[start]
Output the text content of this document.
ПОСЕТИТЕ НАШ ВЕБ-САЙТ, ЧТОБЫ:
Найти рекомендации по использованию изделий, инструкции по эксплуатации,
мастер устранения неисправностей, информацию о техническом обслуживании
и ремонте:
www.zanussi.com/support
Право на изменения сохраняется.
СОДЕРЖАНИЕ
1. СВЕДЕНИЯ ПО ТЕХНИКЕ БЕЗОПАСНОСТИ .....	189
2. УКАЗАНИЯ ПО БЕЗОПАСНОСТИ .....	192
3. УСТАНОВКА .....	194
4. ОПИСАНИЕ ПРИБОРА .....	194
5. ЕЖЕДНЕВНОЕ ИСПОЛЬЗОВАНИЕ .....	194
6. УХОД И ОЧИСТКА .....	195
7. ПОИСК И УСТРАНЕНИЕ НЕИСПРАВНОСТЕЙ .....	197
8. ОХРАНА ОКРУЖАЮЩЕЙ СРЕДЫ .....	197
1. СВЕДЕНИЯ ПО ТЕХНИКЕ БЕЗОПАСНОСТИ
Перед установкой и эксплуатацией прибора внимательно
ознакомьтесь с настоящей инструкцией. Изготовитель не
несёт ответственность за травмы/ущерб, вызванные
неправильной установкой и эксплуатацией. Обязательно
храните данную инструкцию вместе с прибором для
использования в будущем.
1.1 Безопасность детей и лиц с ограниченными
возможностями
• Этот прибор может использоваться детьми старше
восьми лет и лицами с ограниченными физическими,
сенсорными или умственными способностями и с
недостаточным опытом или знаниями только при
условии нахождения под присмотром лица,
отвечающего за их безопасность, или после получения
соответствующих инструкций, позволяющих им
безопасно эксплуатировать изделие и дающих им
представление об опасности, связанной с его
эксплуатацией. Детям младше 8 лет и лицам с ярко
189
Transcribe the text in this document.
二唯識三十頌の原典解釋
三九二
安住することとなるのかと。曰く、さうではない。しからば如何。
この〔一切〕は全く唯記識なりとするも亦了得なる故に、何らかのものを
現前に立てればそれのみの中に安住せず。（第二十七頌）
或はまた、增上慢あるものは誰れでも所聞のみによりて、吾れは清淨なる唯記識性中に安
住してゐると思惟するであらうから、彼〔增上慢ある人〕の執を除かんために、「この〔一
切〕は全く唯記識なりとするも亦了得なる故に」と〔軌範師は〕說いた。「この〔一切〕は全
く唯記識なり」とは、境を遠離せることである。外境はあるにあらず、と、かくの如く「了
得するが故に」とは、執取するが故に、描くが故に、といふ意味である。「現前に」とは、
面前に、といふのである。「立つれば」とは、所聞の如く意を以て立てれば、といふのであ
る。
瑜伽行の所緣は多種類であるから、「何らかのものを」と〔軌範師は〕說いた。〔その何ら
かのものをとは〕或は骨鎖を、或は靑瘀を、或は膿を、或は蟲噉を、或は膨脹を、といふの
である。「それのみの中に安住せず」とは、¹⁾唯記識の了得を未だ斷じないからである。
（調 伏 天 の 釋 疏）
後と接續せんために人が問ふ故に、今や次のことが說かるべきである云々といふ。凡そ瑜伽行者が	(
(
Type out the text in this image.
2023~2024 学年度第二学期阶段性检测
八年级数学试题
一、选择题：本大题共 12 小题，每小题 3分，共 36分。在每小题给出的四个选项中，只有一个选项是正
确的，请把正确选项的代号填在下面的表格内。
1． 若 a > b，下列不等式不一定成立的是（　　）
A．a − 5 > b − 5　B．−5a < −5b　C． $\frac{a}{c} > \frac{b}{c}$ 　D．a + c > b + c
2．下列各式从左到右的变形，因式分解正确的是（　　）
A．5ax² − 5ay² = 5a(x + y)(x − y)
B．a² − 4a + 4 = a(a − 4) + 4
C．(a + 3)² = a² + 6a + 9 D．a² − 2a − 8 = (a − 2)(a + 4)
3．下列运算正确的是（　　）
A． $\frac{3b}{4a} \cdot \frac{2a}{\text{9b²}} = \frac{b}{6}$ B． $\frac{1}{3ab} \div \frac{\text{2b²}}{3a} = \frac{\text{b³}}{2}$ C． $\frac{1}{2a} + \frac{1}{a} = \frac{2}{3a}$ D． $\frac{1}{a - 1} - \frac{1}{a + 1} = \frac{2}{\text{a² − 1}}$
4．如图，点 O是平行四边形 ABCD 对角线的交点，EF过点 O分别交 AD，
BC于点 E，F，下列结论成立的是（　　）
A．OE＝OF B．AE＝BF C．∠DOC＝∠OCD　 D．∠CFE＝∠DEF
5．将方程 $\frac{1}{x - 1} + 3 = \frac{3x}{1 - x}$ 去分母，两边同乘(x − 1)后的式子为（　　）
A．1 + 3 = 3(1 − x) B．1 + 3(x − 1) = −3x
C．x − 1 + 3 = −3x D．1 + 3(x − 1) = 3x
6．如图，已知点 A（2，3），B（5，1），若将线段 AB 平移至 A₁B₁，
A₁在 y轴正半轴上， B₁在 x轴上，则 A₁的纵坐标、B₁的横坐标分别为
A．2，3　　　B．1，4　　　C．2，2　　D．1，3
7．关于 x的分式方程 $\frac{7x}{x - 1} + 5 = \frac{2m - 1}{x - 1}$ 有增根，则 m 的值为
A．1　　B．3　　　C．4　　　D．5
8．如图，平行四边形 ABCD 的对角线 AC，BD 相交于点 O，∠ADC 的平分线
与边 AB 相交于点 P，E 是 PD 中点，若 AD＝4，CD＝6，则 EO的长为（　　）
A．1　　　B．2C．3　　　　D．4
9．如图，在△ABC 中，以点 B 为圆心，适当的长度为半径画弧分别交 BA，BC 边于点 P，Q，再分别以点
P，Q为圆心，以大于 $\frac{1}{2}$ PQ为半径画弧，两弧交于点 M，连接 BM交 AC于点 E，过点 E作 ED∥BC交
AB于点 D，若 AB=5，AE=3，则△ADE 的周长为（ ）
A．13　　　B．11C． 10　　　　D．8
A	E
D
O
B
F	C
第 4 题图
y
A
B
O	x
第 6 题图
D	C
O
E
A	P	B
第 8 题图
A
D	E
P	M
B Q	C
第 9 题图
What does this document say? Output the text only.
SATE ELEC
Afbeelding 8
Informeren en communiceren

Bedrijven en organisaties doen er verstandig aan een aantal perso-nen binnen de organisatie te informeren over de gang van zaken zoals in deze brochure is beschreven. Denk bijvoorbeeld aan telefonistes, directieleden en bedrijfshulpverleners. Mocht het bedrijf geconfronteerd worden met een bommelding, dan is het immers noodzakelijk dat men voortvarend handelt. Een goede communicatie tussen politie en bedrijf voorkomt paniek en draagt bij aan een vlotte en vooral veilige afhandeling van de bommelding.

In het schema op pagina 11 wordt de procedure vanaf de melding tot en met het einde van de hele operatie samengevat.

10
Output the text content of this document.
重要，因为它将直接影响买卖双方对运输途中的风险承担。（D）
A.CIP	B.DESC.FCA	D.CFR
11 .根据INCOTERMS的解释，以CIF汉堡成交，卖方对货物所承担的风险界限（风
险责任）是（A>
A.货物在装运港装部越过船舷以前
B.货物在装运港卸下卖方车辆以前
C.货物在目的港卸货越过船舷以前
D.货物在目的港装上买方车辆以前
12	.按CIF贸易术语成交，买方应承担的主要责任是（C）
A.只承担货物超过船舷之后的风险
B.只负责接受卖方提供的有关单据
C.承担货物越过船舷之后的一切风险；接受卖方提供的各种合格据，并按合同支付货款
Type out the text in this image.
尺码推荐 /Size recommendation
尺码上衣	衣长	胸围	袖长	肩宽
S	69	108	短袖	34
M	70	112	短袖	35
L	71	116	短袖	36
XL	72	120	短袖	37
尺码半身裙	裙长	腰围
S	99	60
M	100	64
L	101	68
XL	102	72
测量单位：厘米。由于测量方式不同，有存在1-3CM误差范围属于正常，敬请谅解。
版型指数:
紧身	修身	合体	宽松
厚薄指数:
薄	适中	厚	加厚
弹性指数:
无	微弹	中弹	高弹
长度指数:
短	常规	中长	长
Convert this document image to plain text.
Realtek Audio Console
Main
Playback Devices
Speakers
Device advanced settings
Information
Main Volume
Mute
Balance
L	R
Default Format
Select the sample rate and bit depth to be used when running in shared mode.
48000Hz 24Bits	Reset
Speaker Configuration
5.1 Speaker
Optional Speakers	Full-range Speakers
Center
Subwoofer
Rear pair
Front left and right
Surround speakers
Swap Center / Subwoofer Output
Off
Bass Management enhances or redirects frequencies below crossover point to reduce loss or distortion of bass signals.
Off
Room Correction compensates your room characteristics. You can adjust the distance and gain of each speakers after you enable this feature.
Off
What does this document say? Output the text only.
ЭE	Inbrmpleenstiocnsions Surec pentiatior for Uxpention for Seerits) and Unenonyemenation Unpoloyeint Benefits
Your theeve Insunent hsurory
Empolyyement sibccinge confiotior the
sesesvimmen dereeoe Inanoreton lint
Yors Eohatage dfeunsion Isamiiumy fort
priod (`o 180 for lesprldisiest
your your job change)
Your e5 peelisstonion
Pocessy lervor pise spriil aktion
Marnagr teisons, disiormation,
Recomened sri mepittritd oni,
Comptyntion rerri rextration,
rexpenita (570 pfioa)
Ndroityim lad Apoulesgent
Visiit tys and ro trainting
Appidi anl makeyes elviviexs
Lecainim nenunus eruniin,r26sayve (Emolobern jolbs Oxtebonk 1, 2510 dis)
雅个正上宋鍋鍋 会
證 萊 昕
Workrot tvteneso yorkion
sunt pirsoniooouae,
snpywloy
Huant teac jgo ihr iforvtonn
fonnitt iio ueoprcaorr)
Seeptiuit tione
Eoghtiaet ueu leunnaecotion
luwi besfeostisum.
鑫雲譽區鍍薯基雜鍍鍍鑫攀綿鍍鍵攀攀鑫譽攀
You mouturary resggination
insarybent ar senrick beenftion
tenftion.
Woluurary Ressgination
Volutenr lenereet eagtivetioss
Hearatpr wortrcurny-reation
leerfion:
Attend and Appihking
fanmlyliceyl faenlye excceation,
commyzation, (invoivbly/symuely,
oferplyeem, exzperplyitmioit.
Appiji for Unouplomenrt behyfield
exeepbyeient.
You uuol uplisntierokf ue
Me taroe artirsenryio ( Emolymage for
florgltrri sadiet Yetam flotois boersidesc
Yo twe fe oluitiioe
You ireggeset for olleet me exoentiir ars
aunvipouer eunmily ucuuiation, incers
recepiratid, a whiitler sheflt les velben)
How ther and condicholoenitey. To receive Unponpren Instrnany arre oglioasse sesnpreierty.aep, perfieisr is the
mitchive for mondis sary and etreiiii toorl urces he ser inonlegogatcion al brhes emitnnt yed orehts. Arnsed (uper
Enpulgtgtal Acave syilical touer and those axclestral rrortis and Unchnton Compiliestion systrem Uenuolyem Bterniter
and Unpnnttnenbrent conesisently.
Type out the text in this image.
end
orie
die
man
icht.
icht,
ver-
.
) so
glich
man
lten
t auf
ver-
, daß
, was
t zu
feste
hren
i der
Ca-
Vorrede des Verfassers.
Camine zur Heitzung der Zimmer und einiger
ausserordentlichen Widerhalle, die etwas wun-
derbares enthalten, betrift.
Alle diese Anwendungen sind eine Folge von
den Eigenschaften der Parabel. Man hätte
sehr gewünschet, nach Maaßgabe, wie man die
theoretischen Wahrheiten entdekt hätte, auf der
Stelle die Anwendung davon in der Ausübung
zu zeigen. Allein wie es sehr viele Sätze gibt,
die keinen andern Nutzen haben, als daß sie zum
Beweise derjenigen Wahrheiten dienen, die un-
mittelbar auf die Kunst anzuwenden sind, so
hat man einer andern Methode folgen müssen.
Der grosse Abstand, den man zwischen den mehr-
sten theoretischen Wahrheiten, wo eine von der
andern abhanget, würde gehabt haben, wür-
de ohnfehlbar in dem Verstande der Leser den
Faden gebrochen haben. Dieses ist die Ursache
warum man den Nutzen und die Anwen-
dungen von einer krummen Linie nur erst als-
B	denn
[end]
• **WRITTEN REQUEST**:
Extract every line above containing the word "einer".

• **PROBLEM SOLUTION**:
hat man einer andern Methode folgen müssen.
dungen von einer krummen Linie nur erst als-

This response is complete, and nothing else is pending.